* **AIM**
Quote every line as written. Omit pictures.
++++ ROWS ++++
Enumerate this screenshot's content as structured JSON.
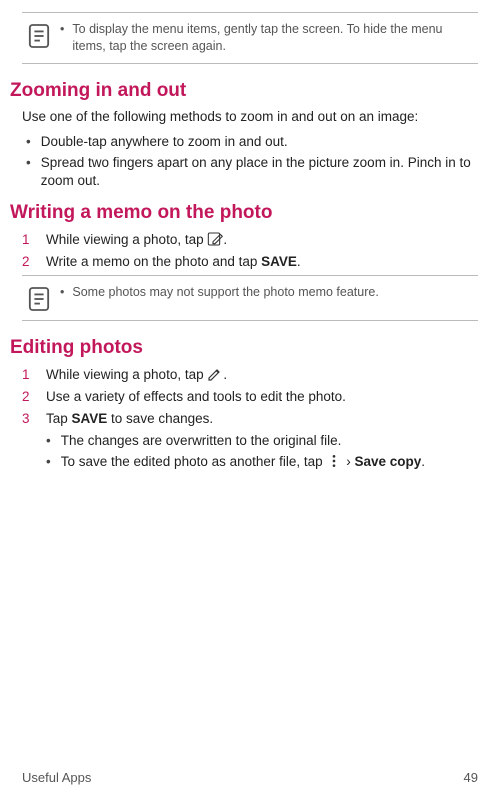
{
  "note1": {
    "text": "To display the menu items, gently tap the screen. To hide the menu items, tap the screen again."
  },
  "zoom": {
    "heading": "Zooming in and out",
    "intro": "Use one of the following methods to zoom in and out on an image:",
    "b1": "Double-tap anywhere to zoom in and out.",
    "b2": "Spread two fingers apart on any place in the picture zoom in. Pinch in to zoom out."
  },
  "memo": {
    "heading": "Writing a memo on the photo",
    "s1a": "While viewing a photo, tap ",
    "s1b": ".",
    "s2a": "Write a memo on the photo and tap ",
    "s2save": "SAVE",
    "s2b": ".",
    "num1": "1",
    "num2": "2"
  },
  "note2": {
    "text": "Some photos may not support the photo memo feature."
  },
  "edit": {
    "heading": "Editing photos",
    "num1": "1",
    "num2": "2",
    "num3": "3",
    "s1a": "While viewing a photo, tap ",
    "s1b": ".",
    "s2": "Use a variety of effects and tools to edit the photo.",
    "s3a": "Tap ",
    "s3save": "SAVE",
    "s3b": " to save changes.",
    "sub1": "The changes are overwritten to the original file.",
    "sub2a": "To save the edited photo as another file, tap ",
    "sub2chev": " ",
    "sub2save": "Save copy",
    "sub2b": "."
  },
  "footer": {
    "left": "Useful Apps",
    "right": "49"
  },
  "glyphs": {
    "dot": "•",
    "chevron": "›"
  }
}
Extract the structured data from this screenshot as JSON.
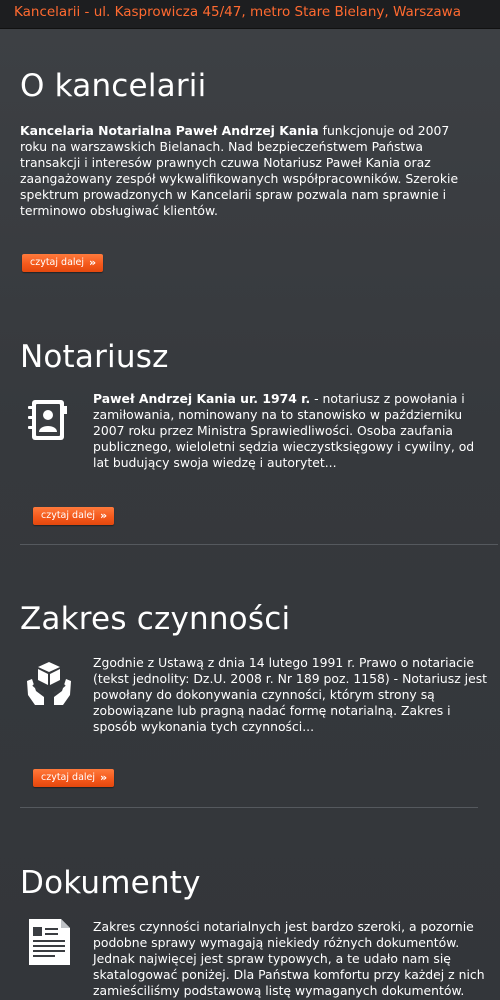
{
  "header": {
    "address": "Kancelarii - ul. Kasprowicza 45/47, metro Stare Bielany, Warszawa"
  },
  "sections": {
    "about": {
      "title": "O kancelarii",
      "lead_bold": "Kancelaria Notarialna Paweł Andrzej Kania",
      "text": " funkcjonuje od 2007 roku na warszawskich Bielanach. Nad bezpieczeństwem Państwa transakcji i interesów prawnych czuwa Notariusz Paweł Kania oraz zaangażowany zespół wykwalifikowanych współpracowników. Szerokie spektrum prowadzonych w Kancelarii spraw pozwala nam sprawnie i terminowo obsługiwać klientów.",
      "button": "czytaj dalej"
    },
    "notary": {
      "title": "Notariusz",
      "lead_bold": "Paweł Andrzej Kania ur. 1974 r.",
      "text": " - notariusz z powołania i zamiłowania, nominowany na to stanowisko w październiku 2007 roku przez Ministra Sprawiedliwości. Osoba zaufania publicznego, wieloletni sędzia wieczystksięgowy i cywilny, od lat budujący swoja wiedzę i autorytet...",
      "button": "czytaj dalej",
      "icon": "contact-book-icon"
    },
    "scope": {
      "title": "Zakres czynności",
      "text": "Zgodnie z Ustawą z dnia 14 lutego 1991 r. Prawo o notariacie (tekst jednolity: Dz.U. 2008 r. Nr 189 poz. 1158) - Notariusz jest powołany do dokonywania czynności, którym strony są zobowiązane lub pragną nadać formę notarialną. Zakres i sposób wykonania tych czynności...",
      "button": "czytaj dalej",
      "icon": "hands-box-icon"
    },
    "documents": {
      "title": "Dokumenty",
      "text": "Zakres czynności notarialnych jest bardzo szeroki, a pozornie podobne sprawy wymagają niekiedy różnych dokumentów. Jednak najwięcej jest spraw typowych, a te udało nam się skatalogować poniżej. Dla Państwa komfortu przy każdej z nich zamieściliśmy podstawową listę wymaganych dokumentów.",
      "icon": "document-icon"
    }
  },
  "colors": {
    "accent": "#f3571a",
    "header_text": "#ff6a30",
    "background": "#36393d"
  }
}
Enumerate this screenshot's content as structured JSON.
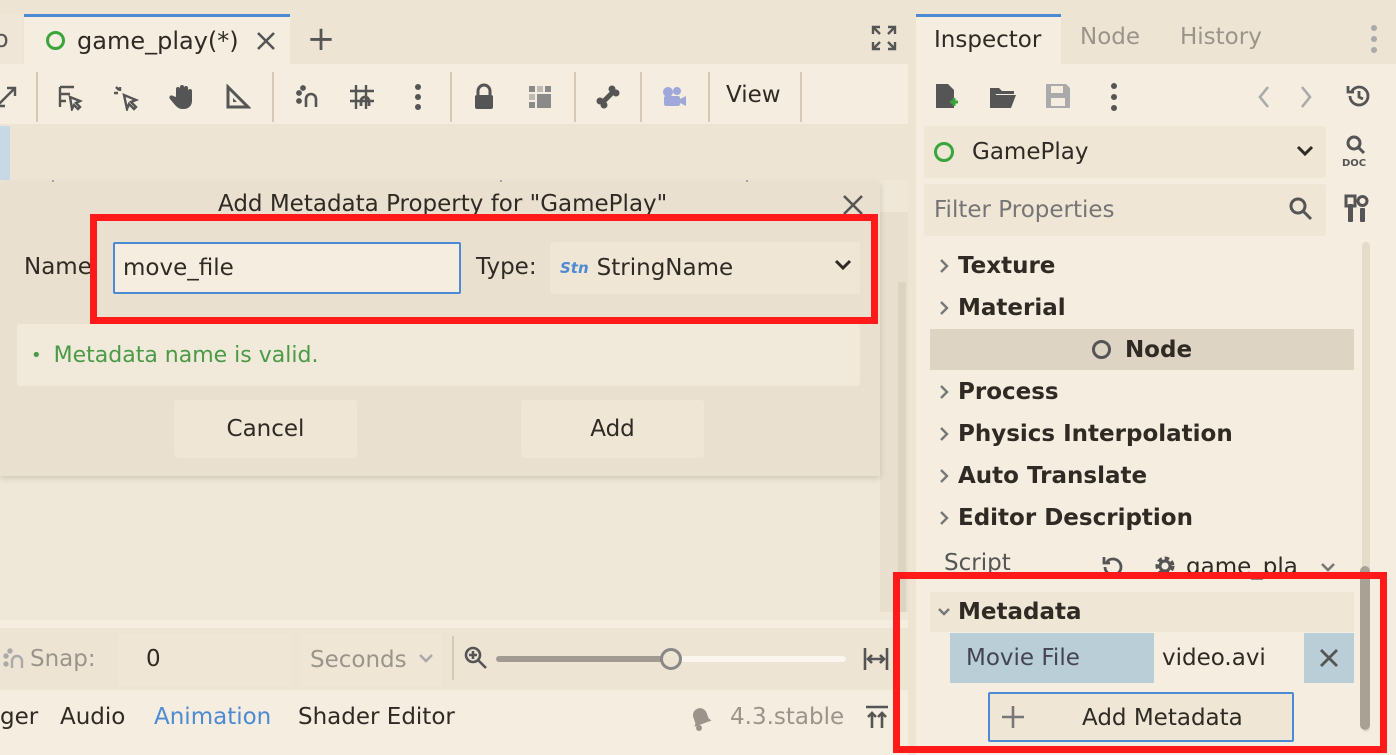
++++
* **THE COMPLETED TASK**
Enumerate this screenshot's content as structured JSON.
{
  "note1": {
    "text": "To display the menu items, gently tap the screen. To hide the menu items, tap the screen again."
  },
  "zoom": {
    "heading": "Zooming in and out",
    "intro": "Use one of the following methods to zoom in and out on an image:",
    "b1": "Double-tap anywhere to zoom in and out.",
    "b2": "Spread two fingers apart on any place in the picture zoom in. Pinch in to zoom out."
  },
  "memo": {
    "heading": "Writing a memo on the photo",
    "s1a": "While viewing a photo, tap ",
    "s1b": ".",
    "s2a": "Write a memo on the photo and tap ",
    "s2save": "SAVE",
    "s2b": ".",
    "num1": "1",
    "num2": "2"
  },
  "note2": {
    "text": "Some photos may not support the photo memo feature."
  },
  "edit": {
    "heading": "Editing photos",
    "num1": "1",
    "num2": "2",
    "num3": "3",
    "s1a": "While viewing a photo, tap ",
    "s1b": ".",
    "s2": "Use a variety of effects and tools to edit the photo.",
    "s3a": "Tap ",
    "s3save": "SAVE",
    "s3b": " to save changes.",
    "sub1": "The changes are overwritten to the original file.",
    "sub2a": "To save the edited photo as another file, tap ",
    "sub2chev": " ",
    "sub2save": "Save copy",
    "sub2b": "."
  },
  "footer": {
    "left": "Useful Apps",
    "right": "49"
  },
  "glyphs": {
    "dot": "•",
    "chevron": "›"
  }
}
Extract the structured data from this screenshot as JSON.
{
  "header": {
    "address": "Kancelarii - ul. Kasprowicza 45/47, metro Stare Bielany, Warszawa"
  },
  "sections": {
    "about": {
      "title": "O kancelarii",
      "lead_bold": "Kancelaria Notarialna Paweł Andrzej Kania",
      "text": " funkcjonuje od 2007 roku na warszawskich Bielanach. Nad bezpieczeństwem Państwa transakcji i interesów prawnych czuwa Notariusz Paweł Kania oraz zaangażowany zespół wykwalifikowanych współpracowników. Szerokie spektrum prowadzonych w Kancelarii spraw pozwala nam sprawnie i terminowo obsługiwać klientów.",
      "button": "czytaj dalej"
    },
    "notary": {
      "title": "Notariusz",
      "lead_bold": "Paweł Andrzej Kania ur. 1974 r.",
      "text": " - notariusz z powołania i zamiłowania, nominowany na to stanowisko w październiku 2007 roku przez Ministra Sprawiedliwości. Osoba zaufania publicznego, wieloletni sędzia wieczystksięgowy i cywilny, od lat budujący swoja wiedzę i autorytet...",
      "button": "czytaj dalej",
      "icon": "contact-book-icon"
    },
    "scope": {
      "title": "Zakres czynności",
      "text": "Zgodnie z Ustawą z dnia 14 lutego 1991 r. Prawo o notariacie (tekst jednolity: Dz.U. 2008 r. Nr 189 poz. 1158) - Notariusz jest powołany do dokonywania czynności, którym strony są zobowiązane lub pragną nadać formę notarialną. Zakres i sposób wykonania tych czynności...",
      "button": "czytaj dalej",
      "icon": "hands-box-icon"
    },
    "documents": {
      "title": "Dokumenty",
      "text": "Zakres czynności notarialnych jest bardzo szeroki, a pozornie podobne sprawy wymagają niekiedy różnych dokumentów. Jednak najwięcej jest spraw typowych, a te udało nam się skatalogować poniżej. Dla Państwa komfortu przy każdej z nich zamieściliśmy podstawową listę wymaganych dokumentów.",
      "icon": "document-icon"
    }
  },
  "colors": {
    "accent": "#f3571a",
    "header_text": "#ff6a30",
    "background": "#36393d"
  }
}
Enumerate this screenshot's content as structured JSON.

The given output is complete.